## WRITTEN REQUEST:
Repeat the passage of the Anne Frank diary article from "In 2017 a Croatian" to "communists were ignored.", changing "exhibition" to "exhibit" wherever it occurs.

## PAGE:
Zagreb (AFP) - A decision to drop Anne Frank's diary from Croatia's school curriculum sparked outrage in the Balkan country, with nearly 3,000 people signing a petition Thursday demanding its restitution.

The Jewish teenager wrote "The Diary of a Young Girl" while hiding from the Nazis in an Amsterdam attic from June 1942 to August 1944. More than 30 million copies have been sold in 67 languages.

The book was on an optional reading list which has been entirely removed from the curriculum.

"The Holocaust is not an issue which can be skipped," the petition reads.

Education Minister Blazenka Divjak said on Facebook that she would "accept criticism" over the issue and canvass teachers on their recommendations for required reading, with petitioners hoping "The Diary" will be among their top choices.

In 2017 a Croatian school came under fire for refusing to display an exhibition on Frank because it included panels on crimes committed by the country's World War II pro-Nazi regime.

The exhibition, prepared by the Anne Frank House in Amsterdam, was due to be displayed at a high school in the coastal town of Sibenik.

The school's director argued that the pro-Nazi Ustashe were presented as "criminals" while the crimes of rival communists were ignored.

The Ustashe killed hundreds of thousands of Jews, Serbs, Roma and anti-fascist Croatians.

The exhibition had previously been presented in 23 Croatian towns without problems.

Critics in recent years have accused Croatia's authorities of playing down the atrocities committed by the Ustashe and turning a blind eye to a surge of nostalgia for the pro-Nazi past.

(Entries taken from a collection)
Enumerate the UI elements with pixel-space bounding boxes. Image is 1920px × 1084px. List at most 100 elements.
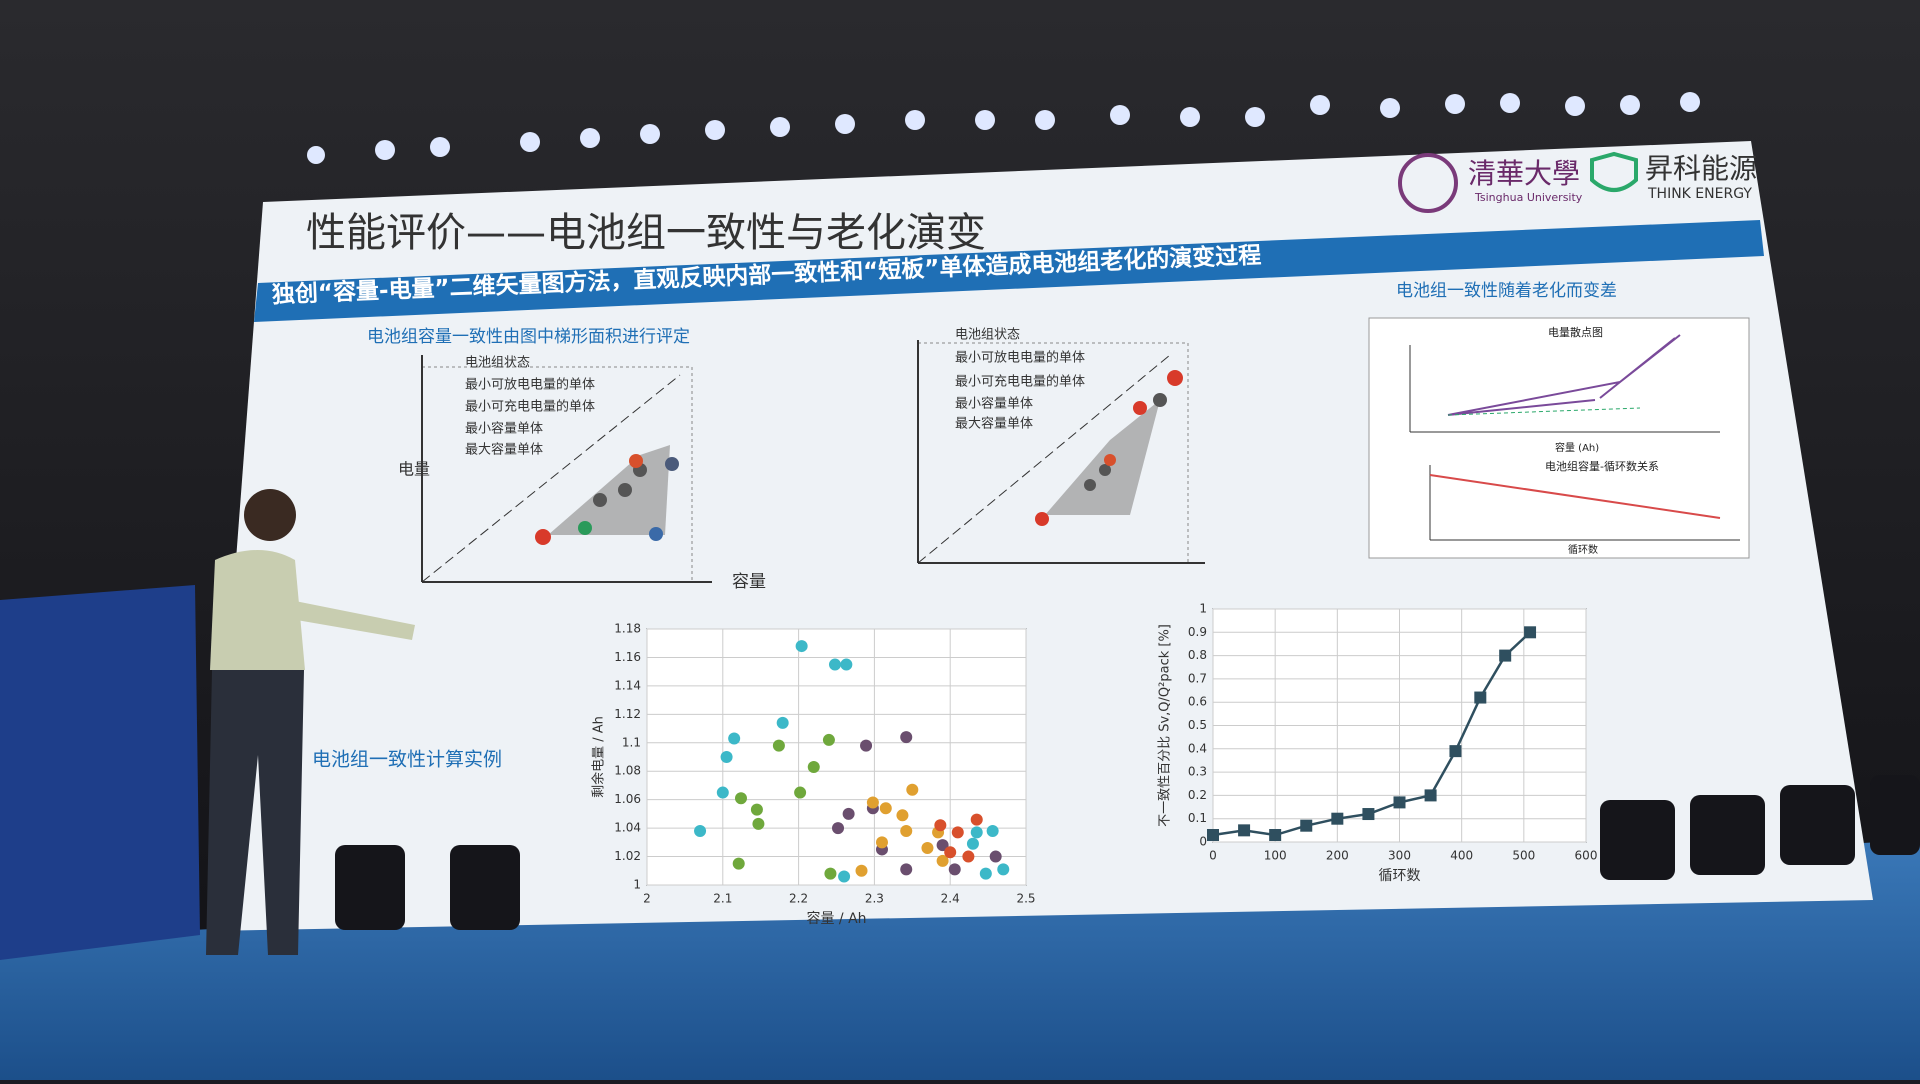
scatter-point — [997, 863, 1010, 876]
diagram-left: 电量 容量 电池组状态 最小可放电电量的单体 最小可充电电量的单体 最小容量单体… — [398, 355, 766, 592]
scatter-point — [842, 807, 855, 820]
y-tick-label: 1.16 — [614, 650, 641, 664]
axis-label: 容量 — [732, 572, 766, 592]
stage-equipment — [335, 775, 1920, 930]
scatter-point — [966, 837, 979, 850]
scatter-point — [970, 826, 983, 839]
scatter-point — [840, 658, 853, 671]
line-marker — [1474, 691, 1487, 704]
scatter-point — [879, 802, 892, 815]
scatter-point — [822, 733, 835, 746]
line-marker — [1524, 626, 1537, 639]
scatter-point — [776, 716, 789, 729]
y-tick-label: 0.5 — [1188, 718, 1207, 732]
line-marker — [1238, 824, 1251, 837]
scatter-point — [948, 863, 961, 876]
scatter-point — [750, 803, 763, 816]
presenter — [206, 489, 415, 955]
scatter-point — [752, 817, 765, 830]
plot-area — [646, 628, 1027, 886]
company-logo — [1590, 151, 1638, 192]
y-axis-label: 不一致性百分比 Sv,Q/Q²pack [%] — [1158, 624, 1173, 827]
section-heading: 电池组一致性计算实例 — [312, 749, 502, 771]
y-tick-label: 1.12 — [614, 707, 641, 721]
slide-title: 性能评价——电池组一致性与老化演变 — [306, 210, 986, 256]
legend-entry: 最小可放电电量的单体 — [465, 377, 595, 393]
x-tick-label: 2.2 — [789, 892, 808, 906]
scatter-point — [921, 842, 934, 855]
scatter-point — [855, 864, 868, 877]
scatter-point — [860, 739, 873, 752]
axis-label: 循环数 — [1568, 543, 1598, 556]
line-marker — [1362, 808, 1375, 821]
scatter-point — [970, 813, 983, 826]
x-tick-label: 2.4 — [941, 892, 960, 906]
scatter-point — [936, 854, 949, 867]
x-axis-label: 容量 / Ah — [806, 910, 866, 927]
x-tick-label: 500 — [1512, 849, 1535, 863]
legend-entry: 最小容量单体 — [955, 396, 1033, 412]
university-logo — [1398, 153, 1458, 213]
x-tick-label: 2.5 — [1016, 892, 1035, 906]
scatter-point — [866, 796, 879, 809]
diagram-middle: 电池组状态 最小可放电电量的单体 最小可充电电量的单体 最小容量单体 最大容量单… — [917, 328, 1205, 564]
y-tick-label: 0.2 — [1188, 788, 1207, 802]
x-tick-label: 200 — [1326, 849, 1349, 863]
y-axis-label: 剩余电量 / Ah — [591, 716, 607, 798]
x-tick-label: 2.1 — [713, 892, 732, 906]
scatter-point — [951, 826, 964, 839]
line-marker — [1499, 649, 1512, 662]
scatter-point — [936, 839, 949, 852]
scatter-point — [807, 760, 820, 773]
university-name-en: Tsinghua University — [1474, 191, 1583, 204]
y-tick-label: 0.3 — [1188, 765, 1207, 779]
company-name-en: THINK ENERGY — [1647, 186, 1752, 202]
y-tick-label: 1.06 — [614, 792, 641, 806]
scatter-point — [944, 846, 957, 859]
axis-label: 电量 — [398, 460, 430, 479]
y-tick-label: 1.14 — [614, 678, 641, 692]
legend-entry: 最大容量单体 — [955, 416, 1033, 432]
line-marker — [1393, 796, 1406, 809]
scatter-point — [734, 792, 747, 805]
line-marker — [1424, 789, 1437, 802]
scatter-point — [962, 850, 975, 863]
line-marker — [1207, 829, 1219, 842]
y-tick-label: 0.8 — [1188, 648, 1207, 662]
section-heading: 电池组容量一致性由图中梯形面积进行评定 — [367, 327, 690, 347]
y-tick-label: 1.1 — [622, 735, 641, 749]
scatter-point — [900, 731, 913, 744]
y-tick-label: 0.1 — [1188, 811, 1207, 825]
scatter-point — [896, 809, 909, 822]
company-name: 昇科能源 — [1645, 152, 1757, 185]
legend-entry: 最大容量单体 — [465, 442, 543, 458]
legend-entry: 最小可放电电量的单体 — [955, 350, 1085, 366]
scatter-point — [832, 822, 845, 835]
legend-entry: 电池组状态 — [465, 356, 530, 371]
x-tick-label: 100 — [1264, 849, 1287, 863]
scatter-point — [838, 870, 851, 883]
x-tick-label: 300 — [1388, 849, 1411, 863]
scatter-point — [986, 824, 999, 837]
scatter-point — [828, 658, 841, 671]
podium — [0, 585, 200, 960]
x-tick-label: 0 — [1209, 849, 1217, 863]
x-tick-label: 2 — [643, 892, 651, 906]
y-tick-label: 1.08 — [614, 764, 641, 778]
scatter-point — [900, 824, 913, 837]
scatter-point — [720, 751, 733, 763]
scatter-point — [716, 786, 729, 799]
scatter-point — [875, 836, 888, 849]
y-tick-label: 1.18 — [614, 622, 641, 636]
y-tick-label: 0.9 — [1188, 625, 1207, 639]
line-marker — [1269, 829, 1282, 842]
scatter-point — [795, 640, 808, 653]
scatter-point — [794, 786, 807, 799]
y-tick-label: 1 — [1199, 602, 1207, 616]
stage-lights — [307, 92, 1700, 164]
diagram-right: 电量散点图 容量 (Ah) 电池组容量-循环数关系 循环数 — [1368, 317, 1750, 559]
university-name: 清華大學 — [1468, 157, 1580, 190]
scatter-point — [732, 857, 745, 870]
scatter-point — [900, 863, 913, 876]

## WRITTEN ANSWER:
In 2017 a Croatian school came under fire for refusing to display an exhibit on Frank because it included panels on crimes committed by the country's World War II pro-Nazi regime.

The exhibit, prepared by the Anne Frank House in Amsterdam, was due to be displayed at a high school in the coastal town of Sibenik.

The school's director argued that the pro-Nazi Ustashe were presented as "criminals" while the crimes of rival communists were ignored.